Written request:
Reproduce the whole listing, character for character.

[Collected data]
--- begin ---
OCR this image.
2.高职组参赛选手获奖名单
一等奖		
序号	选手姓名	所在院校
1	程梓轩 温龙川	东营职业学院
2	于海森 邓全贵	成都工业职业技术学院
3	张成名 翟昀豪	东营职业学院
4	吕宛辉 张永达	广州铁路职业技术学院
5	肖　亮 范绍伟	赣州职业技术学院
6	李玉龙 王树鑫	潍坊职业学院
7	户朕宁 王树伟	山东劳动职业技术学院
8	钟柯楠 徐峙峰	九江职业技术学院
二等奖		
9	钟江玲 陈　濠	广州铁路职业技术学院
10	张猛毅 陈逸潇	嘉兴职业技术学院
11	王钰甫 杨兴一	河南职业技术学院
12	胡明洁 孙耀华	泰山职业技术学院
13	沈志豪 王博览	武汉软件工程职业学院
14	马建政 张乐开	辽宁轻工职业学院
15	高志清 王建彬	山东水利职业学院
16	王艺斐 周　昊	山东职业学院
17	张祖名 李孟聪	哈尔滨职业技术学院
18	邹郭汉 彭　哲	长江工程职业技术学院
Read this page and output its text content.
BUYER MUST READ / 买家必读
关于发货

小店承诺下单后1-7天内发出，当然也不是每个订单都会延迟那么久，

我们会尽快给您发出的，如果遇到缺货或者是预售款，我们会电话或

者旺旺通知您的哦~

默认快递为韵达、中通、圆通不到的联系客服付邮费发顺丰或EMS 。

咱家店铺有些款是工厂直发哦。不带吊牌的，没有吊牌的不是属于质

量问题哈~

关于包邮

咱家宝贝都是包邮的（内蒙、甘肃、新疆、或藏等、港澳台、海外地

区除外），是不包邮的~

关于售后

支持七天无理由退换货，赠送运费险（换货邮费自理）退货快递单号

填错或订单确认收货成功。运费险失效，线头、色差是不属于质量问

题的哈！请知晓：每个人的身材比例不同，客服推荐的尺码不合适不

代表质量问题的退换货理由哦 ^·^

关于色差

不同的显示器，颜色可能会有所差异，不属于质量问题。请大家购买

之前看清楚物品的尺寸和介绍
--- end ---
Full answer:
OCR this image.
2.高职组参赛选手获奖名单
一等奖		
序号	选手姓名	所在院校
1	程梓轩 温龙川	东营职业学院
2	于海森 邓全贵	成都工业职业技术学院
3	张成名 翟昀豪	东营职业学院
4	吕宛辉 张永达	广州铁路职业技术学院
5	肖　亮 范绍伟	赣州职业技术学院
6	李玉龙 王树鑫	潍坊职业学院
7	户朕宁 王树伟	山东劳动职业技术学院
8	钟柯楠 徐峙峰	九江职业技术学院
二等奖		
9	钟江玲 陈　濠	广州铁路职业技术学院
10	张猛毅 陈逸潇	嘉兴职业技术学院
11	王钰甫 杨兴一	河南职业技术学院
12	胡明洁 孙耀华	泰山职业技术学院
13	沈志豪 王博览	武汉软件工程职业学院
14	马建政 张乐开	辽宁轻工职业学院
15	高志清 王建彬	山东水利职业学院
16	王艺斐 周　昊	山东职业学院
17	张祖名 李孟聪	哈尔滨职业技术学院
18	邹郭汉 彭　哲	长江工程职业技术学院
Read this page and output its text content.
BUYER MUST READ / 买家必读
关于发货

小店承诺下单后1-7天内发出，当然也不是每个订单都会延迟那么久，

我们会尽快给您发出的，如果遇到缺货或者是预售款，我们会电话或

者旺旺通知您的哦~

默认快递为韵达、中通、圆通不到的联系客服付邮费发顺丰或EMS 。

咱家店铺有些款是工厂直发哦。不带吊牌的，没有吊牌的不是属于质

量问题哈~

关于包邮

咱家宝贝都是包邮的（内蒙、甘肃、新疆、或藏等、港澳台、海外地

区除外），是不包邮的~

关于售后

支持七天无理由退换货，赠送运费险（换货邮费自理）退货快递单号

填错或订单确认收货成功。运费险失效，线头、色差是不属于质量问

题的哈！请知晓：每个人的身材比例不同，客服推荐的尺码不合适不

代表质量问题的退换货理由哦 ^·^

关于色差

不同的显示器，颜色可能会有所差异，不属于质量问题。请大家购买

之前看清楚物品的尺寸和介绍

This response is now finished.